Required task>
The records below must be transcribed exactly. Do not include the pictures.

Rows from a figure dataset:
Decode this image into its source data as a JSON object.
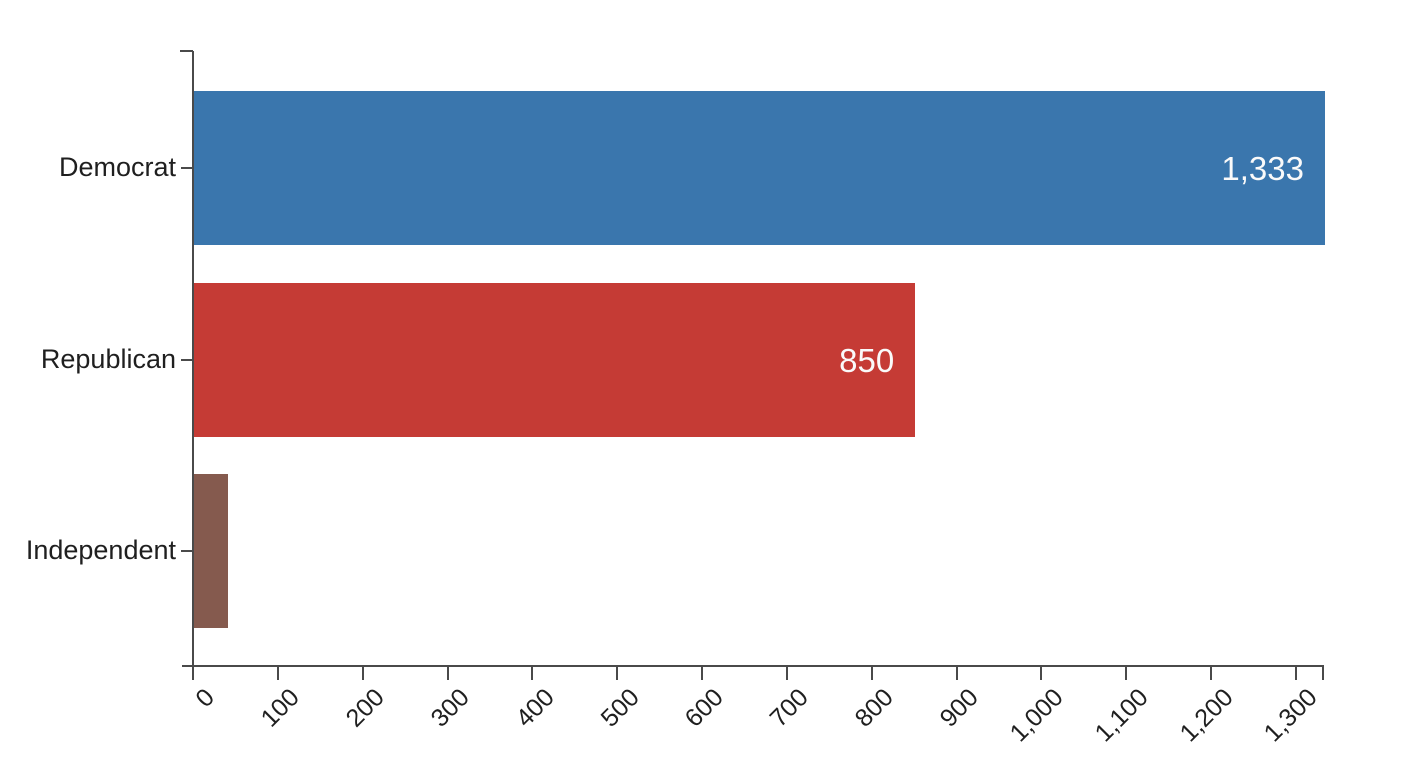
{
  "chart_data": {
    "type": "bar",
    "orientation": "horizontal",
    "title": "",
    "xlabel": "",
    "ylabel": "",
    "categories": [
      "Democrat",
      "Republican",
      "Independent"
    ],
    "values": [
      1333,
      850,
      40
    ],
    "bar_value_labels": [
      "1,333",
      "850",
      ""
    ],
    "bar_colors": [
      "#3a76ad",
      "#c53b35",
      "#855a4e"
    ],
    "xlim": [
      0,
      1333
    ],
    "x_tick_values": [
      0,
      100,
      200,
      300,
      400,
      500,
      600,
      700,
      800,
      900,
      1000,
      1100,
      1200,
      1300
    ],
    "x_tick_labels": [
      "0",
      "100",
      "200",
      "300",
      "400",
      "500",
      "600",
      "700",
      "800",
      "900",
      "1,000",
      "1,100",
      "1,200",
      "1,300"
    ],
    "grid": false,
    "legend_position": "none"
  },
  "colors": {
    "background": "#ffffff",
    "axis": "#4a4a4a",
    "tick_text": "#1f1f1f",
    "category_text": "#1f1f1f",
    "value_text": "#fafafa"
  }
}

Solution to this problem>
Decode this image into its source data as a JSON object.
{
  "chart_data": {
    "type": "bar",
    "orientation": "horizontal",
    "title": "",
    "xlabel": "",
    "ylabel": "",
    "categories": [
      "Democrat",
      "Republican",
      "Independent"
    ],
    "values": [
      1333,
      850,
      40
    ],
    "bar_value_labels": [
      "1,333",
      "850",
      ""
    ],
    "bar_colors": [
      "#3a76ad",
      "#c53b35",
      "#855a4e"
    ],
    "xlim": [
      0,
      1333
    ],
    "x_tick_values": [
      0,
      100,
      200,
      300,
      400,
      500,
      600,
      700,
      800,
      900,
      1000,
      1100,
      1200,
      1300
    ],
    "x_tick_labels": [
      "0",
      "100",
      "200",
      "300",
      "400",
      "500",
      "600",
      "700",
      "800",
      "900",
      "1,000",
      "1,100",
      "1,200",
      "1,300"
    ],
    "grid": false,
    "legend_position": "none"
  },
  "colors": {
    "background": "#ffffff",
    "axis": "#4a4a4a",
    "tick_text": "#1f1f1f",
    "category_text": "#1f1f1f",
    "value_text": "#fafafa"
  }
}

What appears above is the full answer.